Sé que puede hacerse una objeción comparativa a esta hipótesis, y que precisamente es de índole histórica: el capitán del Titanic también se comportó con extrema incompetencia en el abandono de la nave, y su pasividad tuvo relación directa con la muerte de millar y medio de pasajeros; sin embargo, Edward Smith no tenía teléfono móvil. En 1912 solo había telegrafía de punto-raya en los barcos. Eso permitiría suponer que, en ese caso, las decisiones erróneas sí fueron suyas. Quizá lo fueran, desde luego; nada es simple en el mar ni en la tierra. Pero no por falta de comunicación directa con sus armadores de la White Star. La noche del iceberg y la tragedia, a bordo del Titanic viajaba el presidente de la compañía naviera. Que estuvo en el puente y sobrevivió ocupando un lugar libre en los botes.
1 comentario:
Creo que en este artículo, además de la referencia que hace al hundimiento del crucero “Costa Concordia,” Pérez-Reverte nos hace reflexionar sobre una de las virtudes que debe tener todo jefe: ser capaz de tomar las decisiones propias de su cargo en el momento y lugar correspondientes, sin buscar el paraguas protector de “la superioridad.”
· · · ·
EJERCICIOS PROPUESTOS |
• a. Según el fragmento citado sobre el Titanic, ¿quién de la compañía naviera viajaba a bordo la noche del iceberg?
• b. Transcriba del fragmento citado el pasaje comprendido desde "Sé que puede" hasta "en los botes.".

EXTRACTO DE DATOS |
· · · ·
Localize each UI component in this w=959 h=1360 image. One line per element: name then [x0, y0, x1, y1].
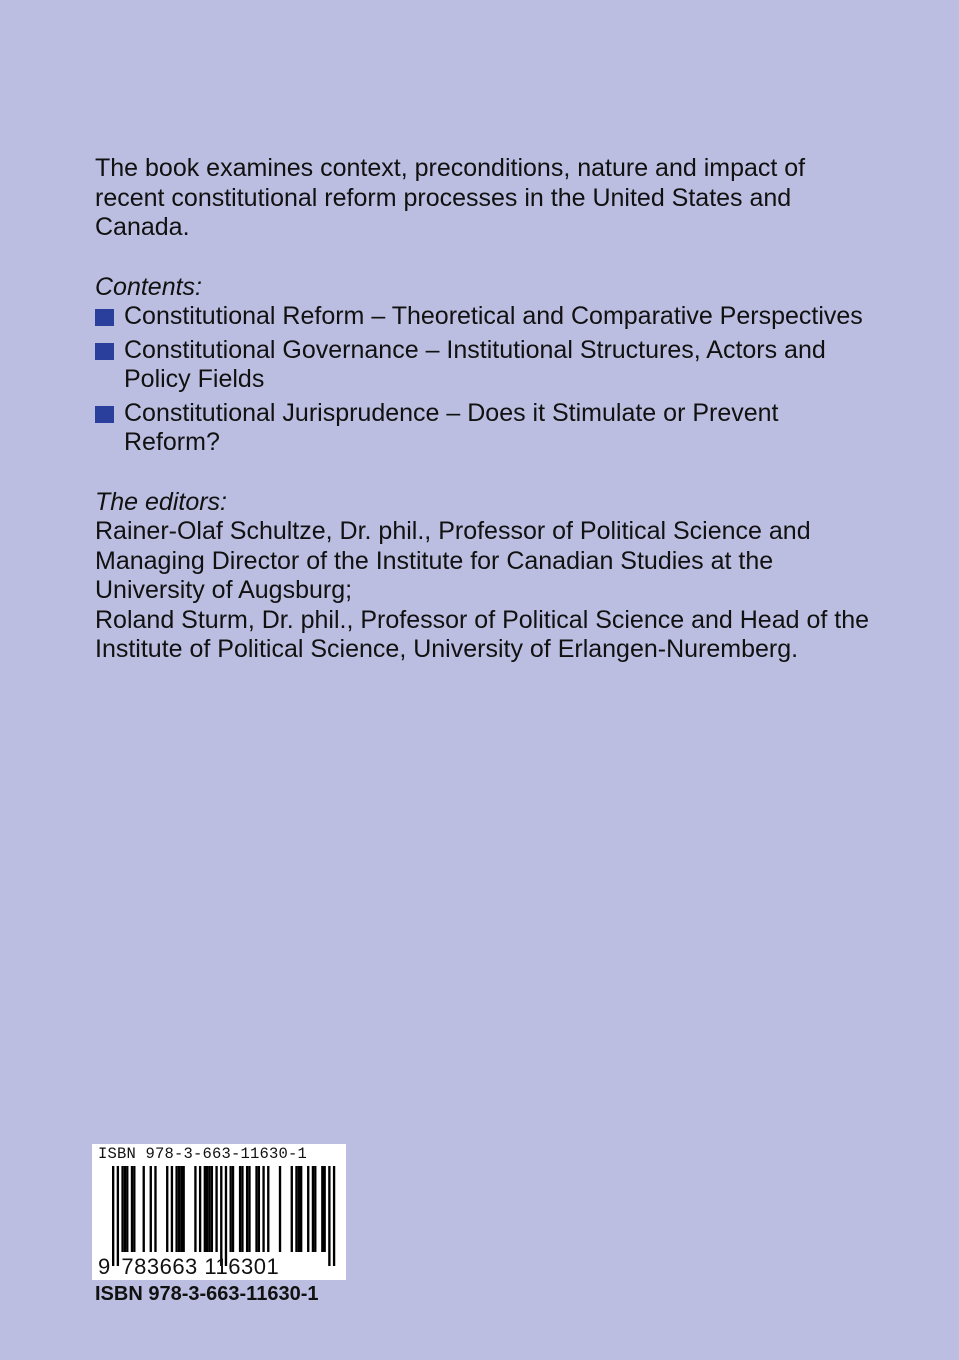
· · · ·
RESPUESTAS |
• a. El presidente de la compañía naviera White Star.

• b.
Sé que puede hacerse una objeción comparativa a esta hipótesis, y que precisamente es de índole histórica: el capitán del Titanic también se comportó con extrema incompetencia en el abandono de la nave, y su pasividad tuvo relación directa con la muerte de millar y medio de pasajeros; sin embargo, Edward Smith no tenía teléfono móvil. En 1912 solo había telegrafía de punto-raya en los barcos. Eso permitiría suponer que, en ese caso, las decisiones erróneas sí fueron suyas. Quizá lo fueran, desde luego; nada es simple en el mar ni en la tierra. Pero no por falta de comunicación directa con sus armadores de la White Star. La noche del iceberg y la tragedia, a bordo del Titanic viajaba el presidente de la compañía naviera. Que estuvo en el puente y sobrevivió ocupando un lugar libre en los botes.